• What is being asked: Pick out the lines below that contain the string "with" and copy them all.

(Data entries)

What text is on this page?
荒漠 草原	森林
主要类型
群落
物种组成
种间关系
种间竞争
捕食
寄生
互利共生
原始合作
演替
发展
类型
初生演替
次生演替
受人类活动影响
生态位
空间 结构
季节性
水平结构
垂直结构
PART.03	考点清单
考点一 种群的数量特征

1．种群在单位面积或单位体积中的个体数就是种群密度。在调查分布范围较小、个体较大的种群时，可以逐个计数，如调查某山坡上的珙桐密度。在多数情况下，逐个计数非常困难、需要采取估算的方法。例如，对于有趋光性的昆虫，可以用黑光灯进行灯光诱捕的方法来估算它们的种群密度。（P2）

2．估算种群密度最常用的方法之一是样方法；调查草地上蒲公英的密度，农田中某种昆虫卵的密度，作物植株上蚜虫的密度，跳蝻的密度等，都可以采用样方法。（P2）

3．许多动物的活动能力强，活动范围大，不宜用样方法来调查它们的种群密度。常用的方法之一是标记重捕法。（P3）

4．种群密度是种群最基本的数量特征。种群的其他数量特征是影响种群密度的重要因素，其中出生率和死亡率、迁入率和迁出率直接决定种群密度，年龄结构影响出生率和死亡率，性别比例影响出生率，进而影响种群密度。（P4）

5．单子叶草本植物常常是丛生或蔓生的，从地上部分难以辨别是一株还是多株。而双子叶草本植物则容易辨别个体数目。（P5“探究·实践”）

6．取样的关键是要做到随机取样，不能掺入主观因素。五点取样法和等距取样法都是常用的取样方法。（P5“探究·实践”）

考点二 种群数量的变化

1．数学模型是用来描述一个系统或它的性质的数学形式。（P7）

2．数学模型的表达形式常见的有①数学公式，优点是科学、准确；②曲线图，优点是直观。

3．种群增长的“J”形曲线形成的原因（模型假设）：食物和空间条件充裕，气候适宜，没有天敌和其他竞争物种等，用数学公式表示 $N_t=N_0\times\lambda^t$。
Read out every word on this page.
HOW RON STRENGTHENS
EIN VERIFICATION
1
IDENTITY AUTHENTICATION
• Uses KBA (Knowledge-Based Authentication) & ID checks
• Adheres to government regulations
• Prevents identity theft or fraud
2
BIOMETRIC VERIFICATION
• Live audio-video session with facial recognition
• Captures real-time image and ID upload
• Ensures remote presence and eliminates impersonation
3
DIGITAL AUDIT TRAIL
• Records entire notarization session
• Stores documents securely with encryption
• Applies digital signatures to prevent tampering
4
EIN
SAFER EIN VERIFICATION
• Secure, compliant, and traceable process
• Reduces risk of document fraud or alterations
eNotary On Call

• Finished answer:
• Live audio-video session with facial recognition
• Stores documents securely with encryption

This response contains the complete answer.